## Task description
All lines featuring the string "button" are to be listed.

● ● ●

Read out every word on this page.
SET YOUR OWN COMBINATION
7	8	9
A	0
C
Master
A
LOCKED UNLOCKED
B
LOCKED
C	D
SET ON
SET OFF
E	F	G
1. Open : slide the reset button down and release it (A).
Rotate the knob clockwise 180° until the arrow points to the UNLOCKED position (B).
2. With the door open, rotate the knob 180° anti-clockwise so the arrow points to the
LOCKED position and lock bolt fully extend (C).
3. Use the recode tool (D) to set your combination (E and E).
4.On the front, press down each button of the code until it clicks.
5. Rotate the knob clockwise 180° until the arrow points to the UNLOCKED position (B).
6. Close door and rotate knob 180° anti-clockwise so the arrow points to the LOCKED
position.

● ● ●

## Answer for the task
1. Open : slide the reset button down and release it (A).
4.On the front, press down each button of the code until it clicks.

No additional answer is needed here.